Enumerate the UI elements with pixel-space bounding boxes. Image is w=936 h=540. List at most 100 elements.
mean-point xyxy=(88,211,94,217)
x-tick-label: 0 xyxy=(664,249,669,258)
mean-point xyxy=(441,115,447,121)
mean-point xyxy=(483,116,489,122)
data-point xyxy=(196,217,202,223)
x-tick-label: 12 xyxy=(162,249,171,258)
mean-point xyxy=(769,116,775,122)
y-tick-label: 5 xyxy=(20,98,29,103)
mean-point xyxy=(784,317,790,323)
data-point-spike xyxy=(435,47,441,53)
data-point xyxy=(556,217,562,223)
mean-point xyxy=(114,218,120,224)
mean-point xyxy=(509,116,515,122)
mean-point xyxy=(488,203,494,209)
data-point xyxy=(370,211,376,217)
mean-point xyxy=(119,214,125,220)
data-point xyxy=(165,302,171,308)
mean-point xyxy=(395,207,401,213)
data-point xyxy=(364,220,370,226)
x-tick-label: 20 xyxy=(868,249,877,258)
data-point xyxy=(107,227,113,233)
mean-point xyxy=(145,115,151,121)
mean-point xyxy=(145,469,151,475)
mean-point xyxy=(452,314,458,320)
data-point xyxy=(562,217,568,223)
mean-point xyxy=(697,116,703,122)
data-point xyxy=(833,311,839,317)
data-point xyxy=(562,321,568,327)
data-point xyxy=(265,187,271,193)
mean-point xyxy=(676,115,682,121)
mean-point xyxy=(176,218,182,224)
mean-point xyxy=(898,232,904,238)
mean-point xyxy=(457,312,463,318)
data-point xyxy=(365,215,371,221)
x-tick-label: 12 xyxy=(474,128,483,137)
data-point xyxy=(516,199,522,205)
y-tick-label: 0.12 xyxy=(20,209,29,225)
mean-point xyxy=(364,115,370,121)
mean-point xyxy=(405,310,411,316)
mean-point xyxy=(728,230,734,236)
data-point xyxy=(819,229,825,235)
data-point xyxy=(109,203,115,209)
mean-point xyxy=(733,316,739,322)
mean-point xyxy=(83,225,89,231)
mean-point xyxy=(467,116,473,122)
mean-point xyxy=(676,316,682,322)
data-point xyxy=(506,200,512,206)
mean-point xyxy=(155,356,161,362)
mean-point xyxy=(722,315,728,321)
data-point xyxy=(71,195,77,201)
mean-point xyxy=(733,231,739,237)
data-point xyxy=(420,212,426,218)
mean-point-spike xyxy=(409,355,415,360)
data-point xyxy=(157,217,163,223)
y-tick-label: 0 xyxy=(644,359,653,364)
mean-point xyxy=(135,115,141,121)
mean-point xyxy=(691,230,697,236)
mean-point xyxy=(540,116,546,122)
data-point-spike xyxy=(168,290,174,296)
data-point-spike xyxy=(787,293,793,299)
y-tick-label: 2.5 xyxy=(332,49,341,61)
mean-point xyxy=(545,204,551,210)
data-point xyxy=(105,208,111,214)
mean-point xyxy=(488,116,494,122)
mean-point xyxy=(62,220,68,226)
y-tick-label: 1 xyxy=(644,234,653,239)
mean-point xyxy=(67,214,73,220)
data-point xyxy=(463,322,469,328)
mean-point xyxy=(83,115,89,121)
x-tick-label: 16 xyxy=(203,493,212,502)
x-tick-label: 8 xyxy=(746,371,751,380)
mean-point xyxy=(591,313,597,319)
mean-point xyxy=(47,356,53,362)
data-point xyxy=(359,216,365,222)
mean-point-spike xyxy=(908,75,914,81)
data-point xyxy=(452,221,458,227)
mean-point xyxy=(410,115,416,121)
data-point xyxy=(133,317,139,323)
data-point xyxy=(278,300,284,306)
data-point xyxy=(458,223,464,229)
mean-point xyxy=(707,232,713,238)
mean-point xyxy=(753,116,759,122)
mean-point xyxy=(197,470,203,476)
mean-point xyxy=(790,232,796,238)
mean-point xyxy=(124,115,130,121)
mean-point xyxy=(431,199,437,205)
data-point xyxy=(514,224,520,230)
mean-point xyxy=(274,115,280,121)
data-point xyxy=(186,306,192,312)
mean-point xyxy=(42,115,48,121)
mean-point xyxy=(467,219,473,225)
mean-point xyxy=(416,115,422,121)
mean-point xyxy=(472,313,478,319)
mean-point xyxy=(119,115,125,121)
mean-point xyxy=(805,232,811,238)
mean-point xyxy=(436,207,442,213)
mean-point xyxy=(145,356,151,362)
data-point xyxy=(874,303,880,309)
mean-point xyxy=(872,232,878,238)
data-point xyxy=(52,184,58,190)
● ● ● ● ●
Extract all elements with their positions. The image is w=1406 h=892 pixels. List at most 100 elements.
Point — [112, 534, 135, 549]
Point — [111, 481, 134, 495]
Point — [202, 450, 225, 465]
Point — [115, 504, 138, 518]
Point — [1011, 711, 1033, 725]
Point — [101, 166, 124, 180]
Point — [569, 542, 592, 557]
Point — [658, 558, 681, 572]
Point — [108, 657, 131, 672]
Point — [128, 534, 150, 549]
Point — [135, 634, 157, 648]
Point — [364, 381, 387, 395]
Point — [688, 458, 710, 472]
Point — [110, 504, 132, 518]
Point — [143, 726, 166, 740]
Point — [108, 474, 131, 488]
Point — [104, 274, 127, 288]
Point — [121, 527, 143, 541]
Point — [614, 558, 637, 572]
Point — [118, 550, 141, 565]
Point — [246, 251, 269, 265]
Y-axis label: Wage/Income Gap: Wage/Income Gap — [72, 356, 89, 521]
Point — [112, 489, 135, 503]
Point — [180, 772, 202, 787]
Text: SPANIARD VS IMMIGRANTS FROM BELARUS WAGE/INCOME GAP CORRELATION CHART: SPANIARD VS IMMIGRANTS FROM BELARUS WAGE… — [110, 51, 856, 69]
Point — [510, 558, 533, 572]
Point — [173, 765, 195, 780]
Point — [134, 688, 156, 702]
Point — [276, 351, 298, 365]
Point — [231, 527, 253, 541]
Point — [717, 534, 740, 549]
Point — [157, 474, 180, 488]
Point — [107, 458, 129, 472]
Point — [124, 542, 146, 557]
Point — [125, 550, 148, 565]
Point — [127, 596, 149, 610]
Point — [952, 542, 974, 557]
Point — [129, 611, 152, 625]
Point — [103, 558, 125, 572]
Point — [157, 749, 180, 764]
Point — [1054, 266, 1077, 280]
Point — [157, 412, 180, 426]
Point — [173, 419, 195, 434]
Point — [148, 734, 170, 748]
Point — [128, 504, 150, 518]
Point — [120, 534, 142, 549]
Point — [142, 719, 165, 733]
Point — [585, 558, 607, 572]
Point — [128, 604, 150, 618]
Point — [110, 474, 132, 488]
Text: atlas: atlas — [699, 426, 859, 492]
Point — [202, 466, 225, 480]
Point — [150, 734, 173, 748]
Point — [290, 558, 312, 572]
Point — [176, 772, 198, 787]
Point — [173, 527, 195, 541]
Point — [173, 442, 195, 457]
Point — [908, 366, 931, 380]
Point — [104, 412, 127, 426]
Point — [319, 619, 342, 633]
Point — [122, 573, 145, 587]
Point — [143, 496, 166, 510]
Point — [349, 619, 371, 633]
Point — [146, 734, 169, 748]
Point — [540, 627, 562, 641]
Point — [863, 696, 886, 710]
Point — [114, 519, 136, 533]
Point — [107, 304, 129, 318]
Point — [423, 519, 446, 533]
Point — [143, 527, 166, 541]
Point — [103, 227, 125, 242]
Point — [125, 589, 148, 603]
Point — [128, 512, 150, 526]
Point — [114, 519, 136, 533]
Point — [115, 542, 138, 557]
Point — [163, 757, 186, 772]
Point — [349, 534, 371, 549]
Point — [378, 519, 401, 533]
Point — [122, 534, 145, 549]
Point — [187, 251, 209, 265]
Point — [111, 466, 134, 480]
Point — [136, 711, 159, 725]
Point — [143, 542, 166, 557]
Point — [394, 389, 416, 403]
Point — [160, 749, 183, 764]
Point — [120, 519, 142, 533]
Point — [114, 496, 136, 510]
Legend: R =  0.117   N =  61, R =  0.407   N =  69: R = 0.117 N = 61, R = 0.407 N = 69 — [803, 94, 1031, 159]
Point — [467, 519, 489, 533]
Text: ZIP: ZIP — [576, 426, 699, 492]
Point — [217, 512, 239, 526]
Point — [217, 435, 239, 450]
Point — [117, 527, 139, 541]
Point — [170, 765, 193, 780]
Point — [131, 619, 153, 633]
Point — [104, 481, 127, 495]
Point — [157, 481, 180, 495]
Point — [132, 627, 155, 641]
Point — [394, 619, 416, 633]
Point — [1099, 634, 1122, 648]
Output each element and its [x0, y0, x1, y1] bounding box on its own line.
● ● ● ● ●
Retype the lines from the line containing "Extract all elements" through the line containing "Point — [101, 166, 124, 180]", including both of those lines, with no changes.

- _Problem solution_
Extract all elements with their positions. The image is w=1406 h=892 pixels. List at most 100 elements.
Point — [112, 534, 135, 549]
Point — [111, 481, 134, 495]
Point — [202, 450, 225, 465]
Point — [115, 504, 138, 518]
Point — [1011, 711, 1033, 725]
Point — [101, 166, 124, 180]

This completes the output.